Extract exactly and only the lines of the data below, starting at the line with "Enumerate this screenshot's" and stopping after the final line.

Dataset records
<<<<

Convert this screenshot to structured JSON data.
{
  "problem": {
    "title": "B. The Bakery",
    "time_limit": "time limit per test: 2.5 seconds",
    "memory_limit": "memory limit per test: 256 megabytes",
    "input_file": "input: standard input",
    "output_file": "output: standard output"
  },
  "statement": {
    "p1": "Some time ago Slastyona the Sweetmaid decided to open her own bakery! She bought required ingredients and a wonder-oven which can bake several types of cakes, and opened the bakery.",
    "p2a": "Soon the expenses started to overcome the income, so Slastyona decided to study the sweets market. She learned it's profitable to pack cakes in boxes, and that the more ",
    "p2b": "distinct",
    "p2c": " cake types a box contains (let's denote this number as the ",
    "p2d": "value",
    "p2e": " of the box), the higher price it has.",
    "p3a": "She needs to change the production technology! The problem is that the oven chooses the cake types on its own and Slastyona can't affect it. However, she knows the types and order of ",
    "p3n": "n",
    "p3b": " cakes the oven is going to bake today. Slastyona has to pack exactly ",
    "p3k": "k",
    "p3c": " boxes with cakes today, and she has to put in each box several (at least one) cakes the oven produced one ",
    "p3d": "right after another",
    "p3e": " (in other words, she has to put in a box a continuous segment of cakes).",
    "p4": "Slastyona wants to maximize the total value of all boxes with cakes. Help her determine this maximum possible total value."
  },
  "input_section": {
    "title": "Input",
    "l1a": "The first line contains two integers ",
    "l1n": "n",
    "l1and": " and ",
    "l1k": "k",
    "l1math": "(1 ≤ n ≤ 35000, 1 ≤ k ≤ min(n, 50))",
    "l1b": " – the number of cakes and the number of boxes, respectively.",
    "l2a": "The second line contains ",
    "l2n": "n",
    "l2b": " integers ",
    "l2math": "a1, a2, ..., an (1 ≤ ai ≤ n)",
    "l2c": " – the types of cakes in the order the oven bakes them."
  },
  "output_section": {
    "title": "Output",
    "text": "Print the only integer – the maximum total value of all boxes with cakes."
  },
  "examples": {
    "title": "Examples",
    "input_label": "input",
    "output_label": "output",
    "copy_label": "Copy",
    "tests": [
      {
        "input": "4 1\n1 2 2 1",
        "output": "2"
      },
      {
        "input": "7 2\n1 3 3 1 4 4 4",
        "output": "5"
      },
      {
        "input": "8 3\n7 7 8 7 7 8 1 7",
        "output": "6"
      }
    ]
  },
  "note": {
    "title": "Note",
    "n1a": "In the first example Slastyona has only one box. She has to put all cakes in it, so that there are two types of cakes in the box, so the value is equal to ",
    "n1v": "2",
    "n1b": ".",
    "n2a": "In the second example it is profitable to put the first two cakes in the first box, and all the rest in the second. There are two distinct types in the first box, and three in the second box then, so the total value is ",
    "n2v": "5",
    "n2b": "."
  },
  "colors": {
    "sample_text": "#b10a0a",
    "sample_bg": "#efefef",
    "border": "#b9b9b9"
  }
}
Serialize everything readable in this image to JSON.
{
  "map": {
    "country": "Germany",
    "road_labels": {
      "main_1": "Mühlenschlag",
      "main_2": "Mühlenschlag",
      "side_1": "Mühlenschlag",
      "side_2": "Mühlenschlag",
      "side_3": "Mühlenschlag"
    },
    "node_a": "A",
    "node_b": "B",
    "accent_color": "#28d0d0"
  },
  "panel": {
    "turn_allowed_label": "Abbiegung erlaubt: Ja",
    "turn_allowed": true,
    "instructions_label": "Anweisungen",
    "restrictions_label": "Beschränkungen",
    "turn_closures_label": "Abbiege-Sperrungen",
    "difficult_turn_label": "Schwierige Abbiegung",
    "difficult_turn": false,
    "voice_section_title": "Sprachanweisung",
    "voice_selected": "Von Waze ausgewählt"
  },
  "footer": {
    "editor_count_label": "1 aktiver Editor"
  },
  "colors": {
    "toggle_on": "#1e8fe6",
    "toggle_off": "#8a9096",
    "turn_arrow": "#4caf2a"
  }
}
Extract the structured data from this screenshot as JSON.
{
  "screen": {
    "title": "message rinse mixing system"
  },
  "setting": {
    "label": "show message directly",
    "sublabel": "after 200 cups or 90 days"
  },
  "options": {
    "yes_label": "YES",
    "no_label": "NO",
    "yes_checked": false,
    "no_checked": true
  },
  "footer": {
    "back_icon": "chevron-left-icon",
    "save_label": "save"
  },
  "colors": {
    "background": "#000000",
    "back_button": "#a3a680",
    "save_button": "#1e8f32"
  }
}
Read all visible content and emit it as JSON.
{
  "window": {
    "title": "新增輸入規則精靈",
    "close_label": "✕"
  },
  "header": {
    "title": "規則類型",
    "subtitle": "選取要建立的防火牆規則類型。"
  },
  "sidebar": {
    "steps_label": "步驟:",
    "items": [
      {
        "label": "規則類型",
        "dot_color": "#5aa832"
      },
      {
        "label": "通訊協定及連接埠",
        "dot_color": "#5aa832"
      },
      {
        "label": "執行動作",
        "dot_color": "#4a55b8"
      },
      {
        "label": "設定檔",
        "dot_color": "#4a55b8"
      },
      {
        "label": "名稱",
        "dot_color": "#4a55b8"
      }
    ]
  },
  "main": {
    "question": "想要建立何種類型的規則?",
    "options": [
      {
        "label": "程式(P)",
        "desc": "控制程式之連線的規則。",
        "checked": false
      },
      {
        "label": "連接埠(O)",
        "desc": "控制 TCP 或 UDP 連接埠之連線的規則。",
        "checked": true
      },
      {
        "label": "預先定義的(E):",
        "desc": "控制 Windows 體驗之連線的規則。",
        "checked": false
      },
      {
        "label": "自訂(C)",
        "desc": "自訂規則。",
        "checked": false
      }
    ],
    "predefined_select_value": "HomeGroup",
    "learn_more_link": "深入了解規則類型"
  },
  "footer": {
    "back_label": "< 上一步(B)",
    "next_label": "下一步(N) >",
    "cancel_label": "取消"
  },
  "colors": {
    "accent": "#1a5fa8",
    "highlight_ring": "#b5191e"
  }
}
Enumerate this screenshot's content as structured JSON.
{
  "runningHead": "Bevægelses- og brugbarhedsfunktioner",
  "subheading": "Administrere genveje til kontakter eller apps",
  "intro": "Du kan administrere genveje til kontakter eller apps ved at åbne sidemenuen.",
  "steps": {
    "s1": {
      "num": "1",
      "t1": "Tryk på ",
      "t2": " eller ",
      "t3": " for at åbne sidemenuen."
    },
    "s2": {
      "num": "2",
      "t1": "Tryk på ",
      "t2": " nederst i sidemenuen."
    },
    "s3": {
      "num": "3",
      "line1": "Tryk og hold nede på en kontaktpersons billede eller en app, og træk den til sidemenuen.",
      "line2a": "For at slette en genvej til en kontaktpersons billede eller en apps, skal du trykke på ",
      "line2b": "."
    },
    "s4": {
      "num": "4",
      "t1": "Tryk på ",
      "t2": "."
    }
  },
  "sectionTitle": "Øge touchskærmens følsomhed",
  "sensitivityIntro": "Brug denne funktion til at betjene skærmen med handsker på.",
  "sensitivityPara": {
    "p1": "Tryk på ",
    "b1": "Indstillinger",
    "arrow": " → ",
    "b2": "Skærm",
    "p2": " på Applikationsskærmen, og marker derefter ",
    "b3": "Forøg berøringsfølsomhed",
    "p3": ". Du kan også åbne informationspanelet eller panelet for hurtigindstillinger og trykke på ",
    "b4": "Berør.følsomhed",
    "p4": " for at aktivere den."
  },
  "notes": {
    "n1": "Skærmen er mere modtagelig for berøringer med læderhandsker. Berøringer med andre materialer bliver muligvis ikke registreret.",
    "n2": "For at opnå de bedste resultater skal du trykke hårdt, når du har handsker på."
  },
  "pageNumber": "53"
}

>>>>

:: Correct response ::
Enumerate this screenshot's content as structured JSON.
{
  "runningHead": "Bevægelses- og brugbarhedsfunktioner",
  "subheading": "Administrere genveje til kontakter eller apps",
  "intro": "Du kan administrere genveje til kontakter eller apps ved at åbne sidemenuen.",
  "steps": {
    "s1": {
      "num": "1",
      "t1": "Tryk på ",
      "t2": " eller ",
      "t3": " for at åbne sidemenuen."
    },
    "s2": {
      "num": "2",
      "t1": "Tryk på ",
      "t2": " nederst i sidemenuen."
    },
    "s3": {
      "num": "3",
      "line1": "Tryk og hold nede på en kontaktpersons billede eller en app, og træk den til sidemenuen.",
      "line2a": "For at slette en genvej til en kontaktpersons billede eller en apps, skal du trykke på ",
      "line2b": "."
    },
    "s4": {
      "num": "4",
      "t1": "Tryk på ",
      "t2": "."
    }
  },
  "sectionTitle": "Øge touchskærmens følsomhed",
  "sensitivityIntro": "Brug denne funktion til at betjene skærmen med handsker på.",
  "sensitivityPara": {
    "p1": "Tryk på ",
    "b1": "Indstillinger",
    "arrow": " → ",
    "b2": "Skærm",
    "p2": " på Applikationsskærmen, og marker derefter ",
    "b3": "Forøg berøringsfølsomhed",
    "p3": ". Du kan også åbne informationspanelet eller panelet for hurtigindstillinger og trykke på ",
    "b4": "Berør.følsomhed",
    "p4": " for at aktivere den."
  },
  "notes": {
    "n1": "Skærmen er mere modtagelig for berøringer med læderhandsker. Berøringer med andre materialer bliver muligvis ikke registreret.",
    "n2": "For at opnå de bedste resultater skal du trykke hårdt, når du har handsker på."
  },
  "pageNumber": "53"
}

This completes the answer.